= GOAL =
Reproduce all the material exactly, minus any pictures it holds.

= PROVIDED RECORDS =
►
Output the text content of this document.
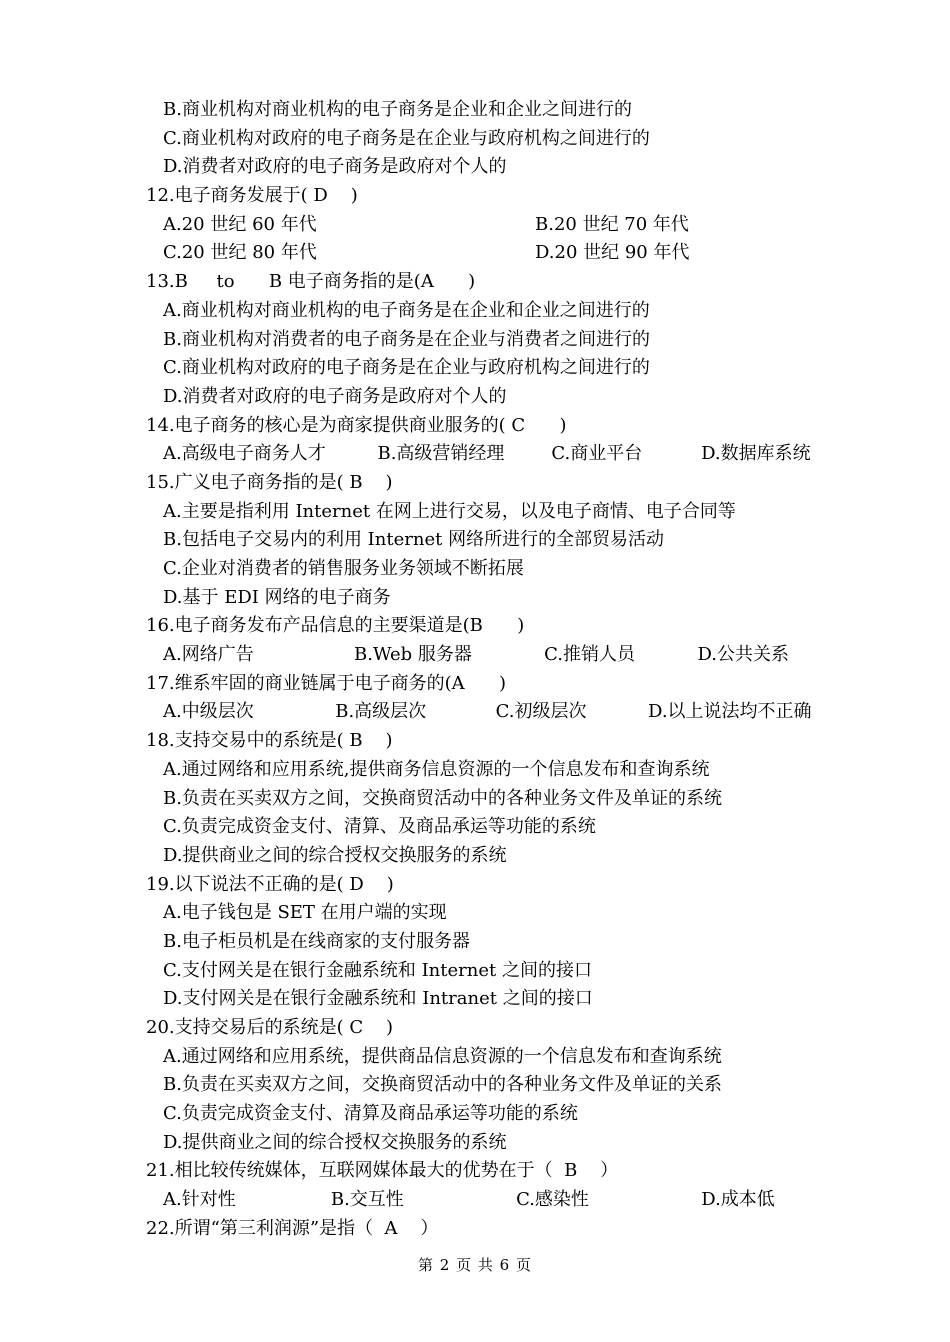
B.商业机构对商业机构的电子商务是企业和企业之间进行的
C.商业机构对政府的电子商务是在企业与政府机构之间进行的
D.消费者对政府的电子商务是政府对个人的
12.电子商务发展于( D    )
A.20 世纪 60 年代	B.20 世纪 70 年代
C.20 世纪 80 年代	D.20 世纪 90 年代
13.B     to      B 电子商务指的是(A      )
A.商业机构对商业机构的电子商务是在企业和企业之间进行的
B.商业机构对消费者的电子商务是在企业与消费者之间进行的
C.商业机构对政府的电子商务是在企业与政府机构之间进行的
D.消费者对政府的电子商务是政府对个人的
14.电子商务的核心是为商家提供商业服务的( C      )
A.高级电子商务人才	B.高级营销经理	C.商业平台	D.数据库系统
15.广义电子商务指的是( B    )
A.主要是指利用 Internet 在网上进行交易，以及电子商情、电子合同等
B.包括电子交易内的利用 Internet 网络所进行的全部贸易活动
C.企业对消费者的销售服务业务领域不断拓展
D.基于 EDI 网络的电子商务
16.电子商务发布产品信息的主要渠道是(B      )
A.网络广告	B.Web 服务器	C.推销人员	D.公共关系
17.维系牢固的商业链属于电子商务的(A      )
A.中级层次	B.高级层次	C.初级层次	D.以上说法均不正确
18.支持交易中的系统是( B    )
A.通过网络和应用系统,提供商务信息资源的一个信息发布和查询系统
B.负责在买卖双方之间，交换商贸活动中的各种业务文件及单证的系统
C.负责完成资金支付、清算、及商品承运等功能的系统
D.提供商业之间的综合授权交换服务的系统
19.以下说法不正确的是( D    )
A.电子钱包是 SET 在用户端的实现
B.电子柜员机是在线商家的支付服务器
C.支付网关是在银行金融系统和 Internet 之间的接口
D.支付网关是在银行金融系统和 Intranet 之间的接口
20.支持交易后的系统是( C    )
A.通过网络和应用系统，提供商品信息资源的一个信息发布和查询系统
B.负责在买卖双方之间，交换商贸活动中的各种业务文件及单证的关系
C.负责完成资金支付、清算及商品承运等功能的系统
D.提供商业之间的综合授权交换服务的系统
21.相比较传统媒体，互联网媒体最大的优势在于（  B    ）
A.针对性	B.交互性	C.感染性	D.成本低
22.所谓“第三利润源”是指（  A    ）
第 2 页 共 6 页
◄
= EXERCISE ANSWER =
Output the text content of this document.
B.商业机构对商业机构的电子商务是企业和企业之间进行的
C.商业机构对政府的电子商务是在企业与政府机构之间进行的
D.消费者对政府的电子商务是政府对个人的
12.电子商务发展于( D    )
A.20 世纪 60 年代	B.20 世纪 70 年代
C.20 世纪 80 年代	D.20 世纪 90 年代
13.B     to      B 电子商务指的是(A      )
A.商业机构对商业机构的电子商务是在企业和企业之间进行的
B.商业机构对消费者的电子商务是在企业与消费者之间进行的
C.商业机构对政府的电子商务是在企业与政府机构之间进行的
D.消费者对政府的电子商务是政府对个人的
14.电子商务的核心是为商家提供商业服务的( C      )
A.高级电子商务人才	B.高级营销经理	C.商业平台	D.数据库系统
15.广义电子商务指的是( B    )
A.主要是指利用 Internet 在网上进行交易，以及电子商情、电子合同等
B.包括电子交易内的利用 Internet 网络所进行的全部贸易活动
C.企业对消费者的销售服务业务领域不断拓展
D.基于 EDI 网络的电子商务
16.电子商务发布产品信息的主要渠道是(B      )
A.网络广告	B.Web 服务器	C.推销人员	D.公共关系
17.维系牢固的商业链属于电子商务的(A      )
A.中级层次	B.高级层次	C.初级层次	D.以上说法均不正确
18.支持交易中的系统是( B    )
A.通过网络和应用系统,提供商务信息资源的一个信息发布和查询系统
B.负责在买卖双方之间，交换商贸活动中的各种业务文件及单证的系统
C.负责完成资金支付、清算、及商品承运等功能的系统
D.提供商业之间的综合授权交换服务的系统
19.以下说法不正确的是( D    )
A.电子钱包是 SET 在用户端的实现
B.电子柜员机是在线商家的支付服务器
C.支付网关是在银行金融系统和 Internet 之间的接口
D.支付网关是在银行金融系统和 Intranet 之间的接口
20.支持交易后的系统是( C    )
A.通过网络和应用系统，提供商品信息资源的一个信息发布和查询系统
B.负责在买卖双方之间，交换商贸活动中的各种业务文件及单证的关系
C.负责完成资金支付、清算及商品承运等功能的系统
D.提供商业之间的综合授权交换服务的系统
21.相比较传统媒体，互联网媒体最大的优势在于（  B    ）
A.针对性	B.交互性	C.感染性	D.成本低
22.所谓“第三利润源”是指（  A    ）
第 2 页 共 6 页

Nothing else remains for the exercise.